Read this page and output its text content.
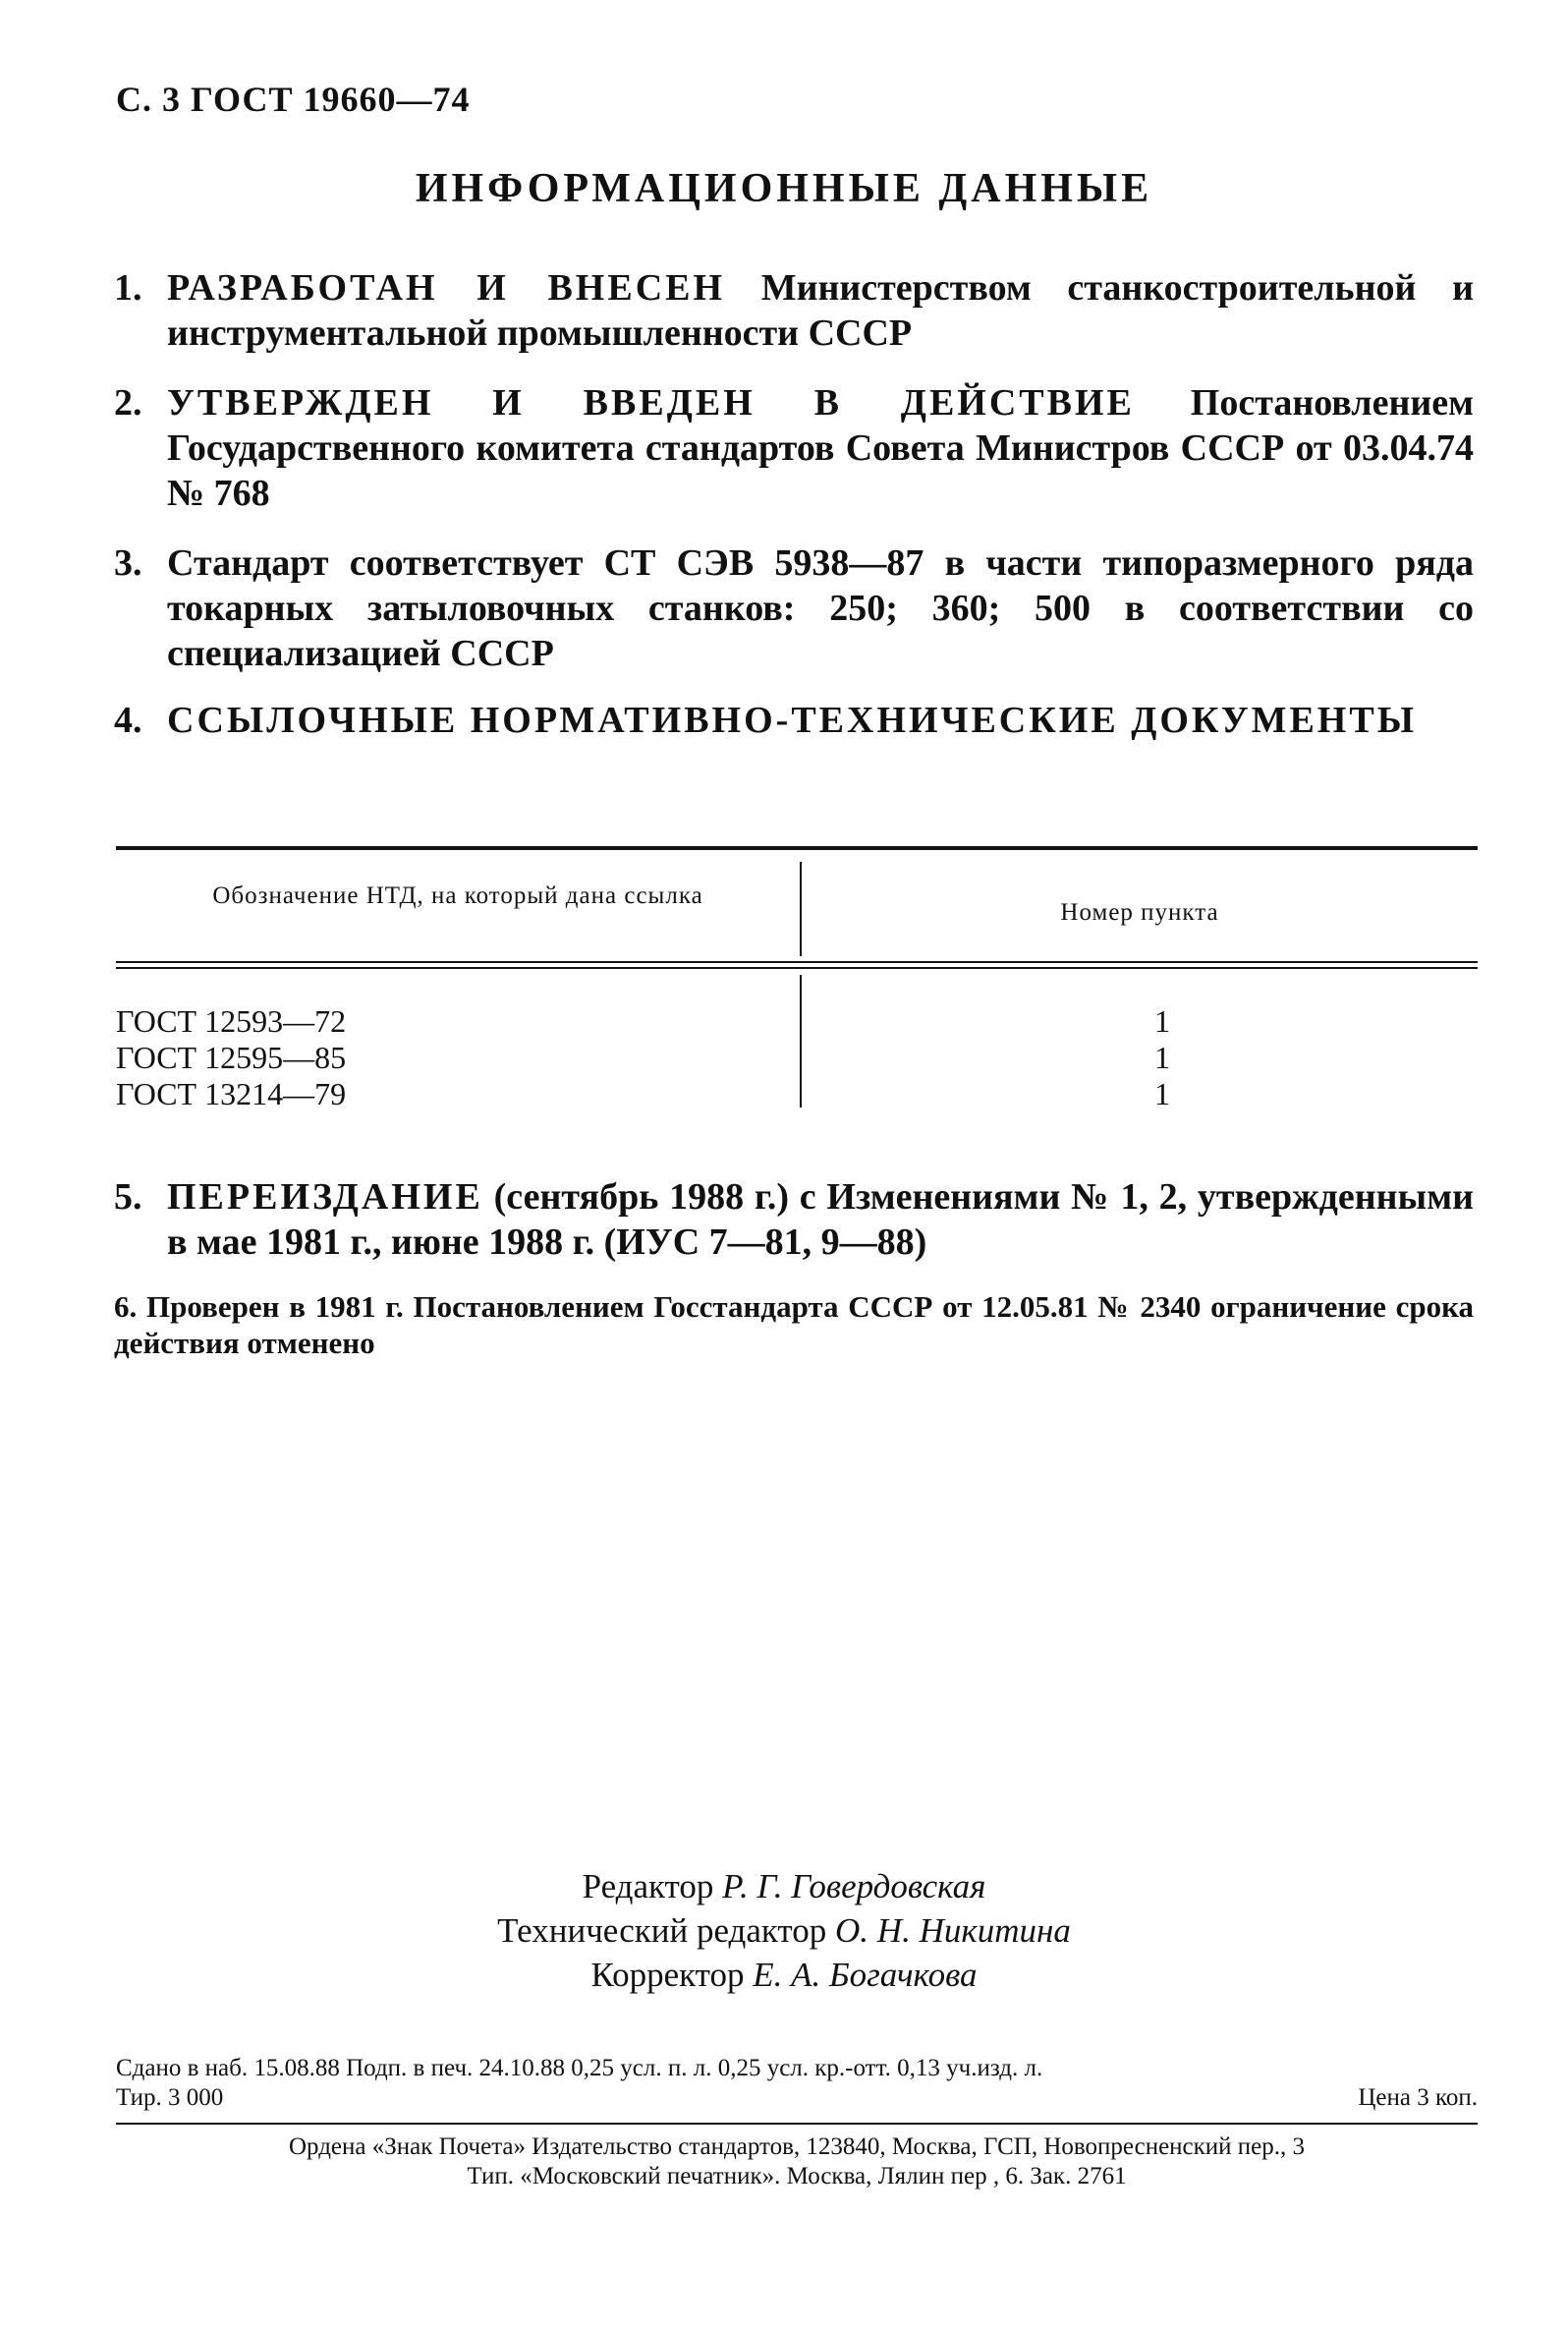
С. 3 ГОСТ 19660—74
ИНФОРМАЦИОННЫЕ ДАННЫЕ
1. РАЗРАБОТАН И ВНЕСЕН Министерством станкостроительной и инструментальной промышленности СССР
2. УТВЕРЖДЕН И ВВЕДЕН В ДЕЙСТВИЕ Постановлением Государственного комитета стандартов Совета Министров СССР от 03.04.74 № 768
3. Стандарт соответствует СТ СЭВ 5938—87 в части типоразмерного ряда токарных затыловочных станков: 250; 360; 500 в соответствии со специализацией СССР
4. ССЫЛОЧНЫЕ НОРМАТИВНО-ТЕХНИЧЕСКИЕ ДОКУМЕНТЫ
Обозначение НТД, на который дана ссылка
Номер пункта
ГОСТ 12593—72	1
ГОСТ 12595—85	1
ГОСТ 13214—79	1
5. ПЕРЕИЗДАНИЕ (сентябрь 1988 г.) с Изменениями № 1, 2, утвержденными в мае 1981 г., июне 1988 г. (ИУС 7—81, 9—88)
6. Проверен в 1981 г. Постановлением Госстандарта СССР от 12.05.81 № 2340 ограничение срока действия отменено
Редактор Р. Г. Говердовская
Технический редактор О. Н. Никитина
Корректор Е. А. Богачкова
Сдано в наб. 15.08.88 Подп. в печ. 24.10.88 0,25 усл. п. л. 0,25 усл. кр.-отт. 0,13 уч.изд. л.
Тир. 3 000	Цена 3 коп.
Ордена «Знак Почета» Издательство стандартов, 123840, Москва, ГСП, Новопресненский пер., 3
Тип. «Московский печатник». Москва, Лялин пер , 6. Зак. 2761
———
> [AIM]
Reproduce each entry precisely, dropping only the pictures.

> [FINAL RESULT]
Read this page and output its text content.
С. 3 ГОСТ 19660—74
ИНФОРМАЦИОННЫЕ ДАННЫЕ
1. РАЗРАБОТАН И ВНЕСЕН Министерством станкостроительной и инструментальной промышленности СССР
2. УТВЕРЖДЕН И ВВЕДЕН В ДЕЙСТВИЕ Постановлением Государственного комитета стандартов Совета Министров СССР от 03.04.74 № 768
3. Стандарт соответствует СТ СЭВ 5938—87 в части типоразмерного ряда токарных затыловочных станков: 250; 360; 500 в соответствии со специализацией СССР
4. ССЫЛОЧНЫЕ НОРМАТИВНО-ТЕХНИЧЕСКИЕ ДОКУМЕНТЫ
Обозначение НТД, на который дана ссылка
Номер пункта
ГОСТ 12593—72	1
ГОСТ 12595—85	1
ГОСТ 13214—79	1
5. ПЕРЕИЗДАНИЕ (сентябрь 1988 г.) с Изменениями № 1, 2, утвержденными в мае 1981 г., июне 1988 г. (ИУС 7—81, 9—88)
6. Проверен в 1981 г. Постановлением Госстандарта СССР от 12.05.81 № 2340 ограничение срока действия отменено
Редактор Р. Г. Говердовская
Технический редактор О. Н. Никитина
Корректор Е. А. Богачкова
Сдано в наб. 15.08.88 Подп. в печ. 24.10.88 0,25 усл. п. л. 0,25 усл. кр.-отт. 0,13 уч.изд. л.
Тир. 3 000	Цена 3 коп.
Ордена «Знак Почета» Издательство стандартов, 123840, Москва, ГСП, Новопресненский пер., 3
Тип. «Московский печатник». Москва, Лялин пер , 6. Зак. 2761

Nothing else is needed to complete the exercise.